◆ **Task objective**
How many lines in the listing below include the word "Veterinary"? Answer with the number and nothing else.
==============================
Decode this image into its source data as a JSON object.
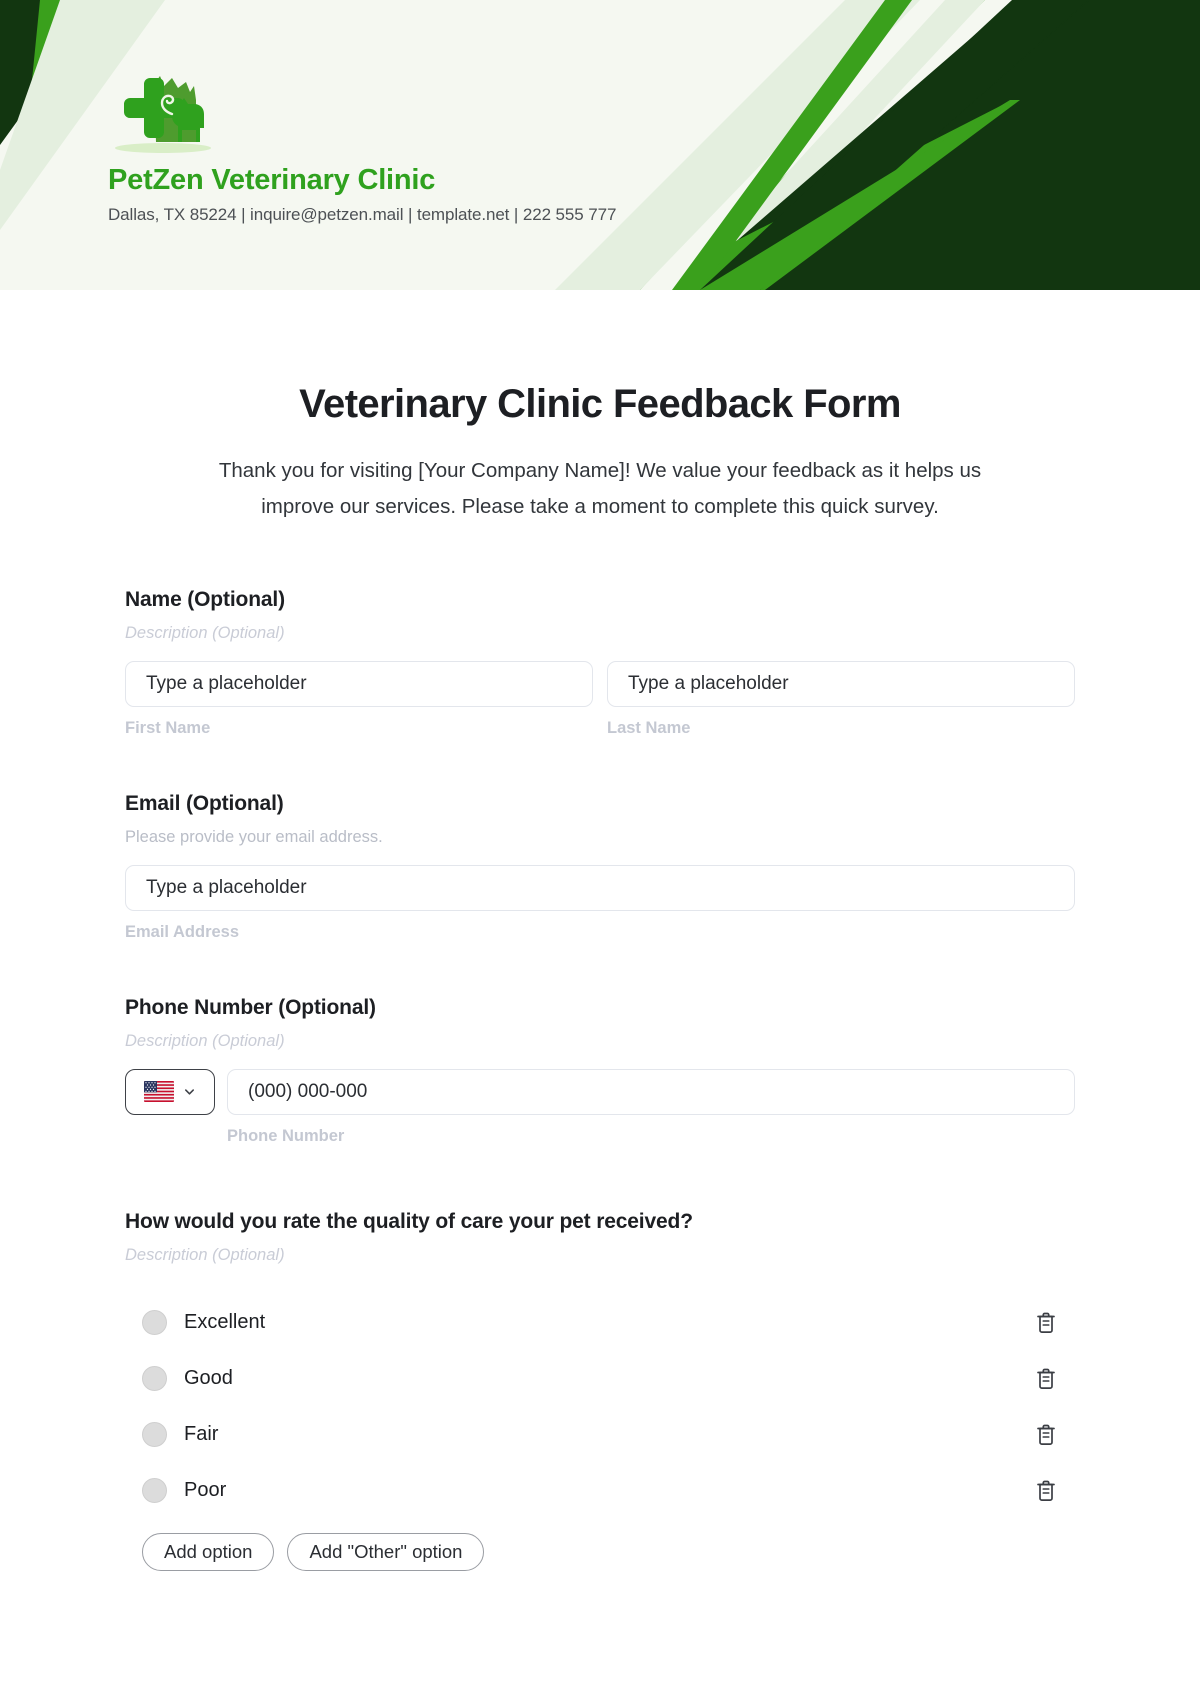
{
  "header": {
    "brand_name": "PetZen Veterinary Clinic",
    "contact_line": "Dallas, TX 85224 | inquire@petzen.mail | template.net | 222 555 777",
    "colors": {
      "banner_bg": "#f5f8f1",
      "dark_green": "#123610",
      "bright_green": "#3aa01c",
      "pale_green": "#e4efdf",
      "brand_green": "#2fa11e"
    }
  },
  "form": {
    "title": "Veterinary Clinic Feedback Form",
    "intro": "Thank you for visiting [Your Company Name]! We value your feedback as it helps us improve our services. Please take a moment to complete this quick survey.",
    "fields": [
      {
        "label": "Name (Optional)",
        "description": "Description (Optional)",
        "inputs": [
          {
            "placeholder": "Type a placeholder",
            "sub_label": "First Name"
          },
          {
            "placeholder": "Type a placeholder",
            "sub_label": "Last Name"
          }
        ]
      },
      {
        "label": "Email (Optional)",
        "description": "Please provide your email address.",
        "inputs": [
          {
            "placeholder": "Type a placeholder",
            "sub_label": "Email Address"
          }
        ]
      },
      {
        "label": "Phone Number (Optional)",
        "description": "Description (Optional)",
        "country_flag": "us-flag-icon",
        "inputs": [
          {
            "placeholder": "(000) 000-000",
            "sub_label": "Phone Number"
          }
        ]
      }
    ],
    "question": {
      "label": "How would you rate the quality of care your pet received?",
      "description": "Description (Optional)",
      "options": [
        {
          "label": "Excellent"
        },
        {
          "label": "Good"
        },
        {
          "label": "Fair"
        },
        {
          "label": "Poor"
        }
      ],
      "buttons": {
        "add_option": "Add option",
        "add_other_option": "Add \"Other\" option"
      }
    }
  }
}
==============================
◆ **Full response**
2